**SET TASK**
Drop every picture, then transcribe the remaining data exactly.

**MATERIAL TO PROCESS**
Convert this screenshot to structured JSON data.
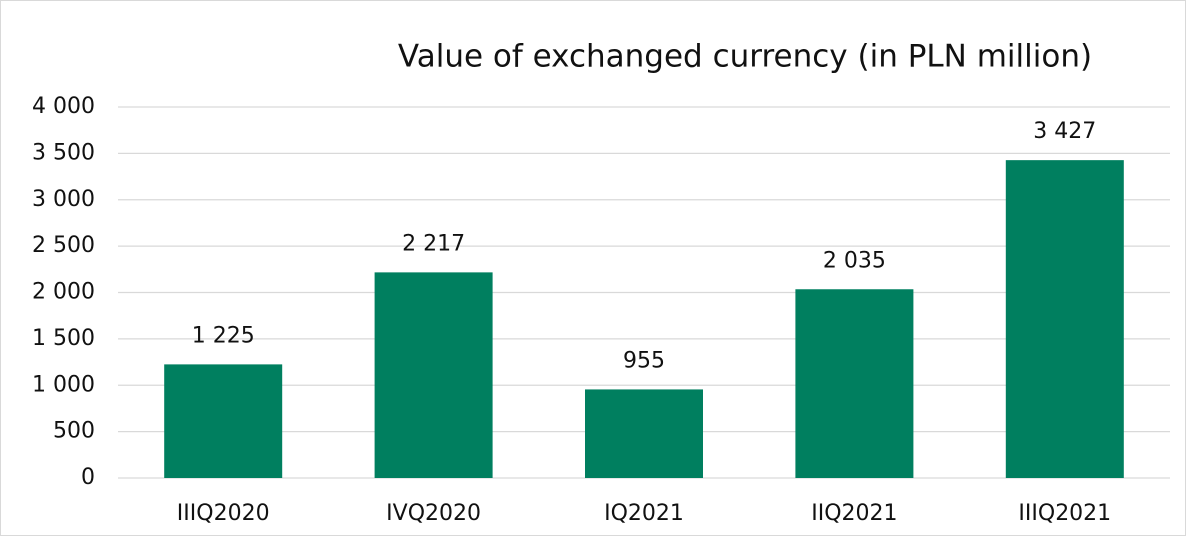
{
  "chart_data": {
    "type": "bar",
    "title": "Value of exchanged currency (in PLN million)",
    "categories": [
      "IIIQ2020",
      "IVQ2020",
      "IQ2021",
      "IIQ2021",
      "IIIQ2021"
    ],
    "values": [
      1225,
      2217,
      955,
      2035,
      3427
    ],
    "value_labels": [
      "1 225",
      "2 217",
      "955",
      "2 035",
      "3 427"
    ],
    "color": "#007f5f",
    "ylim": [
      0,
      4000
    ],
    "yticks": [
      0,
      500,
      {
        "value": 1000,
        "label": "1 000"
      },
      {
        "value": 1500,
        "label": "1 500"
      },
      {
        "value": 2000,
        "label": "2 000"
      },
      {
        "value": 2500,
        "label": "2 500"
      },
      {
        "value": 3000,
        "label": "3 000"
      },
      {
        "value": 3500,
        "label": "3 500"
      },
      {
        "value": 4000,
        "label": "4 000"
      }
    ],
    "grid": true
  }
}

**RESULT OF THIS EXERCISE**
Convert this screenshot to structured JSON data.
{
  "chart_data": {
    "type": "bar",
    "title": "Value of exchanged currency (in PLN million)",
    "categories": [
      "IIIQ2020",
      "IVQ2020",
      "IQ2021",
      "IIQ2021",
      "IIIQ2021"
    ],
    "values": [
      1225,
      2217,
      955,
      2035,
      3427
    ],
    "value_labels": [
      "1 225",
      "2 217",
      "955",
      "2 035",
      "3 427"
    ],
    "color": "#007f5f",
    "ylim": [
      0,
      4000
    ],
    "yticks": [
      0,
      500,
      {
        "value": 1000,
        "label": "1 000"
      },
      {
        "value": 1500,
        "label": "1 500"
      },
      {
        "value": 2000,
        "label": "2 000"
      },
      {
        "value": 2500,
        "label": "2 500"
      },
      {
        "value": 3000,
        "label": "3 000"
      },
      {
        "value": 3500,
        "label": "3 500"
      },
      {
        "value": 4000,
        "label": "4 000"
      }
    ],
    "grid": true
  }
}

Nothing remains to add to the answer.